## EXERCISE GOAL
Exactly as written, please set down all of the entries again, with no pictures.

## RECORD SET
***
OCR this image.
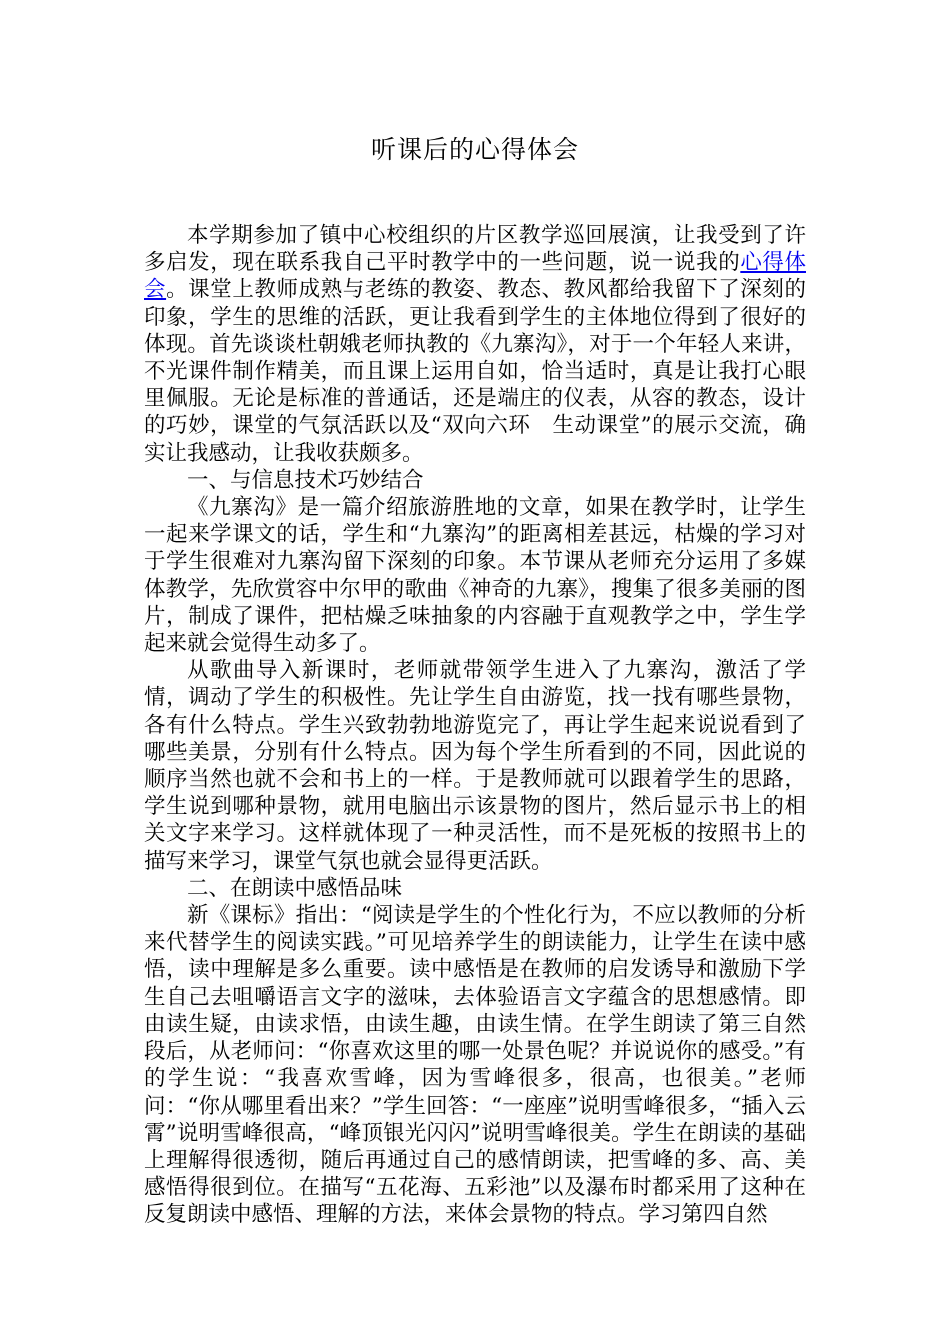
听课后的心得体会

本学期参加了镇中心校组织的片区教学巡回展演，让我受到了许多启发，现在联系我自己平时教学中的一些问题，说一说我的心得体会。课堂上教师成熟与老练的教姿、教态、教风都给我留下了深刻的印象，学生的思维的活跃，更让我看到学生的主体地位得到了很好的体现。首先谈谈杜朝娥老师执教的《九寨沟》，对于一个年轻人来讲，不光课件制作精美，而且课上运用自如，恰当适时，真是让我打心眼里佩服。无论是标准的普通话，还是端庄的仪表，从容的教态，设计的巧妙，课堂的气氛活跃以及“双向六环　生动课堂”的展示交流，确实让我感动，让我收获颇多。

一、与信息技术巧妙结合

《九寨沟》是一篇介绍旅游胜地的文章，如果在教学时，让学生一起来学课文的话，学生和“九寨沟”的距离相差甚远，枯燥的学习对于学生很难对九寨沟留下深刻的印象。本节课从老师充分运用了多媒体教学，先欣赏容中尔甲的歌曲《神奇的九寨》，搜集了很多美丽的图片，制成了课件，把枯燥乏味抽象的内容融于直观教学之中，学生学起来就会觉得生动多了。

从歌曲导入新课时，老师就带领学生进入了九寨沟，激活了学情，调动了学生的积极性。先让学生自由游览，找一找有哪些景物，各有什么特点。学生兴致勃勃地游览完了，再让学生起来说说看到了哪些美景，分别有什么特点。因为每个学生所看到的不同，因此说的顺序当然也就不会和书上的一样。于是教师就可以跟着学生的思路，学生说到哪种景物，就用电脑出示该景物的图片，然后显示书上的相关文字来学习。这样就体现了一种灵活性，而不是死板的按照书上的描写来学习，课堂气氛也就会显得更活跃。

二、在朗读中感悟品味

新《课标》指出：“阅读是学生的个性化行为，不应以教师的分析来代替学生的阅读实践。”可见培养学生的朗读能力，让学生在读中感悟，读中理解是多么重要。读中感悟是在教师的启发诱导和激励下学生自己去咀嚼语言文字的滋味，去体验语言文字蕴含的思想感情。即由读生疑，由读求悟，由读生趣，由读生情。在学生朗读了第三自然段后，从老师问：“你喜欢这里的哪一处景色呢？并说说你的感受。”有的学生说：“我喜欢雪峰，因为雪峰很多，很高，也很美。”老师问：“你从哪里看出来？”学生回答：“一座座”说明雪峰很多，“插入云霄”说明雪峰很高，“峰顶银光闪闪”说明雪峰很美。学生在朗读的基础上理解得很透彻，随后再通过自己的感情朗读，把雪峰的多、高、美感悟得很到位。在描写“五花海、五彩池”以及瀑布时都采用了这种在反复朗读中感悟、理解的方法，来体会景物的特点。学习第四自然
***
## TASK RESULT
OCR this image.
听课后的心得体会

本学期参加了镇中心校组织的片区教学巡回展演，让我受到了许多启发，现在联系我自己平时教学中的一些问题，说一说我的心得体会。课堂上教师成熟与老练的教姿、教态、教风都给我留下了深刻的印象，学生的思维的活跃，更让我看到学生的主体地位得到了很好的体现。首先谈谈杜朝娥老师执教的《九寨沟》，对于一个年轻人来讲，不光课件制作精美，而且课上运用自如，恰当适时，真是让我打心眼里佩服。无论是标准的普通话，还是端庄的仪表，从容的教态，设计的巧妙，课堂的气氛活跃以及“双向六环　生动课堂”的展示交流，确实让我感动，让我收获颇多。

一、与信息技术巧妙结合

《九寨沟》是一篇介绍旅游胜地的文章，如果在教学时，让学生一起来学课文的话，学生和“九寨沟”的距离相差甚远，枯燥的学习对于学生很难对九寨沟留下深刻的印象。本节课从老师充分运用了多媒体教学，先欣赏容中尔甲的歌曲《神奇的九寨》，搜集了很多美丽的图片，制成了课件，把枯燥乏味抽象的内容融于直观教学之中，学生学起来就会觉得生动多了。

从歌曲导入新课时，老师就带领学生进入了九寨沟，激活了学情，调动了学生的积极性。先让学生自由游览，找一找有哪些景物，各有什么特点。学生兴致勃勃地游览完了，再让学生起来说说看到了哪些美景，分别有什么特点。因为每个学生所看到的不同，因此说的顺序当然也就不会和书上的一样。于是教师就可以跟着学生的思路，学生说到哪种景物，就用电脑出示该景物的图片，然后显示书上的相关文字来学习。这样就体现了一种灵活性，而不是死板的按照书上的描写来学习，课堂气氛也就会显得更活跃。

二、在朗读中感悟品味

新《课标》指出：“阅读是学生的个性化行为，不应以教师的分析来代替学生的阅读实践。”可见培养学生的朗读能力，让学生在读中感悟，读中理解是多么重要。读中感悟是在教师的启发诱导和激励下学生自己去咀嚼语言文字的滋味，去体验语言文字蕴含的思想感情。即由读生疑，由读求悟，由读生趣，由读生情。在学生朗读了第三自然段后，从老师问：“你喜欢这里的哪一处景色呢？并说说你的感受。”有的学生说：“我喜欢雪峰，因为雪峰很多，很高，也很美。”老师问：“你从哪里看出来？”学生回答：“一座座”说明雪峰很多，“插入云霄”说明雪峰很高，“峰顶银光闪闪”说明雪峰很美。学生在朗读的基础上理解得很透彻，随后再通过自己的感情朗读，把雪峰的多、高、美感悟得很到位。在描写“五花海、五彩池”以及瀑布时都采用了这种在反复朗读中感悟、理解的方法，来体会景物的特点。学习第四自然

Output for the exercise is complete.